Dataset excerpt
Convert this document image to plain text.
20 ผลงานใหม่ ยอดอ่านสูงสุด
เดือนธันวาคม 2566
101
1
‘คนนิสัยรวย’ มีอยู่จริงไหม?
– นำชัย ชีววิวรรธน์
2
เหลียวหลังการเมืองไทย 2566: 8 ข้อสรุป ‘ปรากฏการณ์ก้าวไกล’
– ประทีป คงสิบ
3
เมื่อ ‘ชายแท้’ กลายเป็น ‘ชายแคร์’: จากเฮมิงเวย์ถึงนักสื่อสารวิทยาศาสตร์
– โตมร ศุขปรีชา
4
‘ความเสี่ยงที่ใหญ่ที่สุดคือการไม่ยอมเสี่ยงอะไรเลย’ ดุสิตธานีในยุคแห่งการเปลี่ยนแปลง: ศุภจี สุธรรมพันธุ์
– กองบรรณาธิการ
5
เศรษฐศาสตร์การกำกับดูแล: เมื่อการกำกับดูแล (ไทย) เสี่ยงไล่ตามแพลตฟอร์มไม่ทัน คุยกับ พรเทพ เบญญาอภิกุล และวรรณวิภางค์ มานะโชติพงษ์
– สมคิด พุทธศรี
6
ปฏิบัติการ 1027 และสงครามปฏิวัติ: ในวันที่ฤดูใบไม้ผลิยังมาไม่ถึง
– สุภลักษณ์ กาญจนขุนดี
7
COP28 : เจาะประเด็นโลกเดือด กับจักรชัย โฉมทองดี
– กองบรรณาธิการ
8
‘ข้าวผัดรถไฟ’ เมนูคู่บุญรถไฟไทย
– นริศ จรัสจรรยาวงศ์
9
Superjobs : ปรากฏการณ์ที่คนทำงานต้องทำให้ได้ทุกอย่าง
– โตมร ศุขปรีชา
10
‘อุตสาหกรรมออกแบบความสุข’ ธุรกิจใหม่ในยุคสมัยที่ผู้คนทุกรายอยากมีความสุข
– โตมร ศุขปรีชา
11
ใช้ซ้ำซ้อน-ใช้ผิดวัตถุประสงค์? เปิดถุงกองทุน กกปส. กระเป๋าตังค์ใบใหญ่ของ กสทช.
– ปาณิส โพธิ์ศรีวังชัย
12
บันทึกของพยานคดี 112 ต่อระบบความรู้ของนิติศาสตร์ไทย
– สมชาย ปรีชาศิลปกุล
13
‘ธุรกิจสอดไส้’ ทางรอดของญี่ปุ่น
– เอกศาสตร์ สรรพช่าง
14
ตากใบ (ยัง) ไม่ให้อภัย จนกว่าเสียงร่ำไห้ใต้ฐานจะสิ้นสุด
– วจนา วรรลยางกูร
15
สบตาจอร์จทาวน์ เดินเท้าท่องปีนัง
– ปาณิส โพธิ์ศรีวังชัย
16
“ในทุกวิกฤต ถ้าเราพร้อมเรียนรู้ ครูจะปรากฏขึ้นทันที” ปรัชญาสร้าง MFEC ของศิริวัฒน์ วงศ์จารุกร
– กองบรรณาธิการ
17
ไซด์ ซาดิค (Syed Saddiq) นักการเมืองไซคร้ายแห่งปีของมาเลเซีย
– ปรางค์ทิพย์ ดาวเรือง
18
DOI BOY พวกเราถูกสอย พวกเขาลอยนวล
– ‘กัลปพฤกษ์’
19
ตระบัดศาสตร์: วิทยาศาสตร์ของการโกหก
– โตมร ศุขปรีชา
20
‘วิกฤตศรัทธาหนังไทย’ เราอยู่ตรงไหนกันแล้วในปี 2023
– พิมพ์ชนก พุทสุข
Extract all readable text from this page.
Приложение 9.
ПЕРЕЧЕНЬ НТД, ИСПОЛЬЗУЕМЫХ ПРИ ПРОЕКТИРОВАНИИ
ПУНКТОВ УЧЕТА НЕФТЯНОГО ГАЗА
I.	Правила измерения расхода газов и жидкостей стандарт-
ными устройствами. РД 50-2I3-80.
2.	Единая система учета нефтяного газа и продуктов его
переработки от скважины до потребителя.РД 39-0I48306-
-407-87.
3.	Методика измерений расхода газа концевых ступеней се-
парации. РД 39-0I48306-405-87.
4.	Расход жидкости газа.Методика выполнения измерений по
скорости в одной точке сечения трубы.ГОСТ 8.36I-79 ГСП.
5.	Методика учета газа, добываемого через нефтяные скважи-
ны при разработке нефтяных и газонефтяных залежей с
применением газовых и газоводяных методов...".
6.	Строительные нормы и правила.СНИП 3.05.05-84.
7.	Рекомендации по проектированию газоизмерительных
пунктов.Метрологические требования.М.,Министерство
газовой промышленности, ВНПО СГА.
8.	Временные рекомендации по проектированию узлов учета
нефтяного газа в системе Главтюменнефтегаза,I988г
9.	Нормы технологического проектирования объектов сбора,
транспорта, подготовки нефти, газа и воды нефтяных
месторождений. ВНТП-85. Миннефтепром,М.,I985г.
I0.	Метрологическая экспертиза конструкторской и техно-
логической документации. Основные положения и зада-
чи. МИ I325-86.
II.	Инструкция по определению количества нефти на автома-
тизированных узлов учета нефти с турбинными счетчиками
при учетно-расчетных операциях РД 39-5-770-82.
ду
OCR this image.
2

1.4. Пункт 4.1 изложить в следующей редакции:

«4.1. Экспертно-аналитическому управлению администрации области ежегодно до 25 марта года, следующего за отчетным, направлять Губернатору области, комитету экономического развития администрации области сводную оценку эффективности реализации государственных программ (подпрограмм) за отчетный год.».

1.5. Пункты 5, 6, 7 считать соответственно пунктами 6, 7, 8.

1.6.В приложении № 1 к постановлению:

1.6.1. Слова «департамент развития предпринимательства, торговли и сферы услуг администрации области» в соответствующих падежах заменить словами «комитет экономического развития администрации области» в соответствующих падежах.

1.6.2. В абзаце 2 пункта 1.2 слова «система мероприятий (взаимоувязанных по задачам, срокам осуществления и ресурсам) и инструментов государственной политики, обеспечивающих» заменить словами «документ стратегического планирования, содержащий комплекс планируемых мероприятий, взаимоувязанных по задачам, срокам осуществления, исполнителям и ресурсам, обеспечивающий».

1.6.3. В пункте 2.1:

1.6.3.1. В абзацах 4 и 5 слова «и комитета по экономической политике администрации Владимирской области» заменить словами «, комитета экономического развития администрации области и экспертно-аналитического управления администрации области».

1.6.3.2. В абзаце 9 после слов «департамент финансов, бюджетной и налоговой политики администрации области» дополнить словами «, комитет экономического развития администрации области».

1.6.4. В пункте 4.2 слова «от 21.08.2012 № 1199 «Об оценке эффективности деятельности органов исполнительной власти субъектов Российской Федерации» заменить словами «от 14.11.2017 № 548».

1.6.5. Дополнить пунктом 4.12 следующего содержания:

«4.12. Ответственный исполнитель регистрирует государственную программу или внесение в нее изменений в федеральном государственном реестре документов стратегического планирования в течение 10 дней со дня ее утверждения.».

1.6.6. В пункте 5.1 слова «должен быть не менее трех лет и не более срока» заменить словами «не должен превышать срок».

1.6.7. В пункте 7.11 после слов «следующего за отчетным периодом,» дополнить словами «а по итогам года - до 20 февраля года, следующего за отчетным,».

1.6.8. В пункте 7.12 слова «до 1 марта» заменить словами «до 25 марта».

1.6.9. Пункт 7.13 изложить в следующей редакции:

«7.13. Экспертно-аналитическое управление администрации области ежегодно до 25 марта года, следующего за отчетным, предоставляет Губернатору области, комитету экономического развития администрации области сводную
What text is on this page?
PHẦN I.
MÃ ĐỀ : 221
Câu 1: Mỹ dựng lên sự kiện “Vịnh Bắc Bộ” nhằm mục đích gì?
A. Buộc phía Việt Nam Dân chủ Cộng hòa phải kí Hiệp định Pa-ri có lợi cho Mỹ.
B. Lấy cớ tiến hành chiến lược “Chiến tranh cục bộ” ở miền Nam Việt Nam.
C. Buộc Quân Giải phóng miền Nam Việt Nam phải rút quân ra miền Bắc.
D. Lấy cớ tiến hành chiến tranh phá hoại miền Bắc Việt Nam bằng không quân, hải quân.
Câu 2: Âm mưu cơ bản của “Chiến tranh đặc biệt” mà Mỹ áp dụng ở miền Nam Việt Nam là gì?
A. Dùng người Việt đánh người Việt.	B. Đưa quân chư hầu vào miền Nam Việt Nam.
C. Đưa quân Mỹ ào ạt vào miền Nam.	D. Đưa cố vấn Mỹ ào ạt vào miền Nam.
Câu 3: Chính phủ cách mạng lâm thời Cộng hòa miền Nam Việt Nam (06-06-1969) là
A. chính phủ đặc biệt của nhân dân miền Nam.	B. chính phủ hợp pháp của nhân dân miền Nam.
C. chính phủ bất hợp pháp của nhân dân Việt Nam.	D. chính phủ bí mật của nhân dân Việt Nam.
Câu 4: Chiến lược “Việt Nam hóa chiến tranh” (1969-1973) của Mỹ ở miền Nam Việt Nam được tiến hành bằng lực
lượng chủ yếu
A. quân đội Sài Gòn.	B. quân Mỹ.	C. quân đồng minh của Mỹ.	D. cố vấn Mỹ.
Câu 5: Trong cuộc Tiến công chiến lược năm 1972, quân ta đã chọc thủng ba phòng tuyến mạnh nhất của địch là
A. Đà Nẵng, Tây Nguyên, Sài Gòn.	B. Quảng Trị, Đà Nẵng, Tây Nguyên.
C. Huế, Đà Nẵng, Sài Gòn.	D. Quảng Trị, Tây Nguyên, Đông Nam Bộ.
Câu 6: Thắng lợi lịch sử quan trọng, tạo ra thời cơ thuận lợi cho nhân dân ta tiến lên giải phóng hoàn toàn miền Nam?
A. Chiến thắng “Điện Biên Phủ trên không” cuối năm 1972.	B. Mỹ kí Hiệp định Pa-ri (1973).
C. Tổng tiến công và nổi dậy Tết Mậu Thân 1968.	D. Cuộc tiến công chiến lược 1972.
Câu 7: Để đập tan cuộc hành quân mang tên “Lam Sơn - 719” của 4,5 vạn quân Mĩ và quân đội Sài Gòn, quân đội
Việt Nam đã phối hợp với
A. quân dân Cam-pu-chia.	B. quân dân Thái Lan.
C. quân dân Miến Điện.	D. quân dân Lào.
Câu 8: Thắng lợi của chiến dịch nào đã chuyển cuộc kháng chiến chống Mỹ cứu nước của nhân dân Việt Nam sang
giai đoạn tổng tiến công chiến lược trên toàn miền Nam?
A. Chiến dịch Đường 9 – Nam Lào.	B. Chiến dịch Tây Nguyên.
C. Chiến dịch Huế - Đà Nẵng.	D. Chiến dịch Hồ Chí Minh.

Requirement >> Copy each line above that contains the string "после".

Result >>
1.6.3.2. В абзаце 9 после слов «департамент финансов, бюджетной и налоговой политики администрации области» дополнить словами «, комитет экономического развития администрации области».
1.6.7. В пункте 7.11 после слов «следующего за отчетным периодом,» дополнить словами «а по итогам года - до 20 февраля года, следующего за отчетным,».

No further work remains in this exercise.